AIM OF THE TASK: Reproduce the records below in full and word for word, excluding pictures.

INPUT:
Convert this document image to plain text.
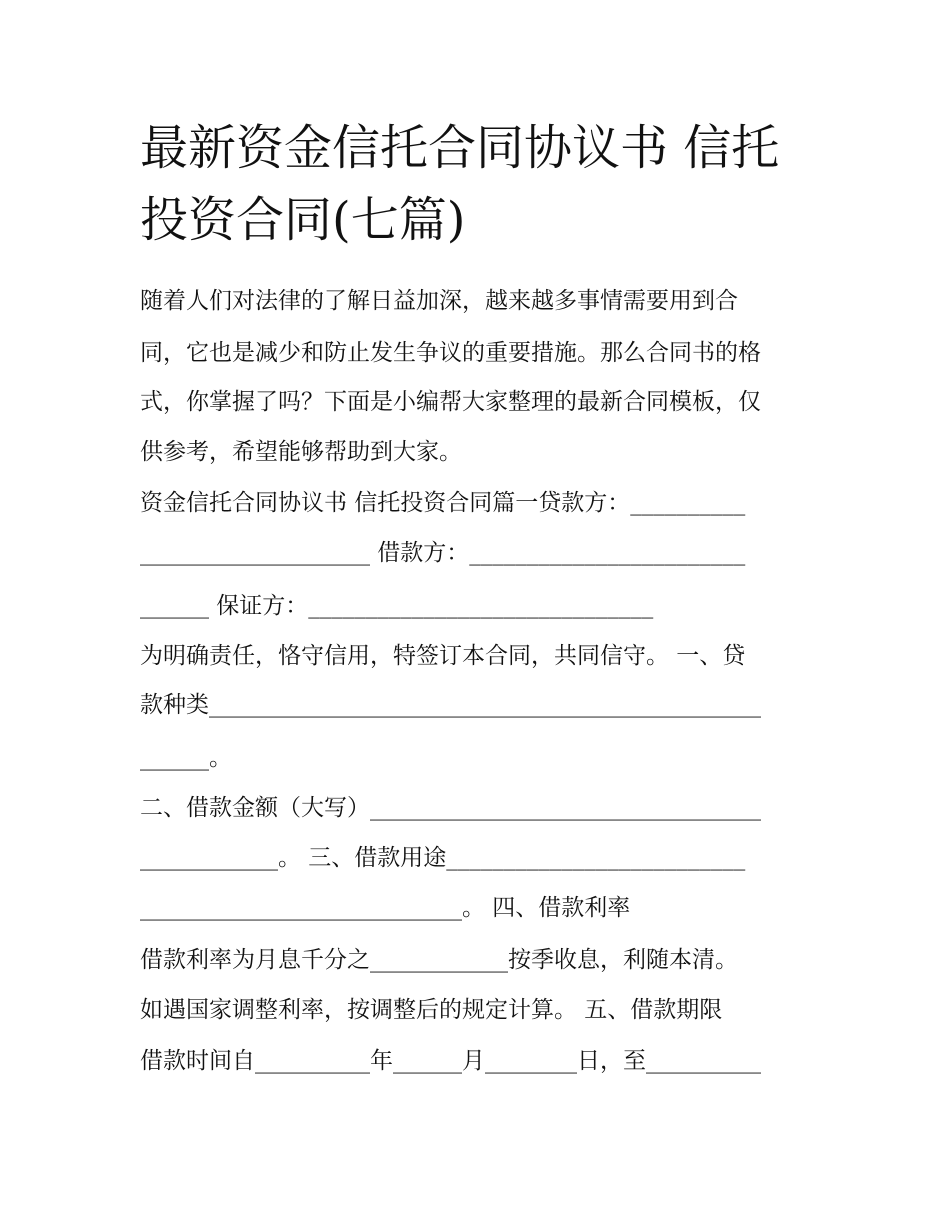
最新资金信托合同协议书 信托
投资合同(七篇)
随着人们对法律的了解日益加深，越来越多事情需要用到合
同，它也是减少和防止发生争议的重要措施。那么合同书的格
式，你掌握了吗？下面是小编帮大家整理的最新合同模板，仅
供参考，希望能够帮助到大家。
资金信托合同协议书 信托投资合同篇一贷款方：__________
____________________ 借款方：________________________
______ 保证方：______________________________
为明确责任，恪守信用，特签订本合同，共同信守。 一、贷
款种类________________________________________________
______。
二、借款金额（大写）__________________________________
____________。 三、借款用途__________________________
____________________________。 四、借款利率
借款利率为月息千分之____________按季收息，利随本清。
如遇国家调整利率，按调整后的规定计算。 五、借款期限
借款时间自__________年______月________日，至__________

EXERCISE SOLUTION:
Convert this document image to plain text.
最新资金信托合同协议书 信托
投资合同(七篇)
随着人们对法律的了解日益加深，越来越多事情需要用到合
同，它也是减少和防止发生争议的重要措施。那么合同书的格
式，你掌握了吗？下面是小编帮大家整理的最新合同模板，仅
供参考，希望能够帮助到大家。
资金信托合同协议书 信托投资合同篇一贷款方：__________
____________________ 借款方：________________________
______ 保证方：______________________________
为明确责任，恪守信用，特签订本合同，共同信守。 一、贷
款种类________________________________________________
______。
二、借款金额（大写）__________________________________
____________。 三、借款用途__________________________
____________________________。 四、借款利率
借款利率为月息千分之____________按季收息，利随本清。
如遇国家调整利率，按调整后的规定计算。 五、借款期限
借款时间自__________年______月________日，至__________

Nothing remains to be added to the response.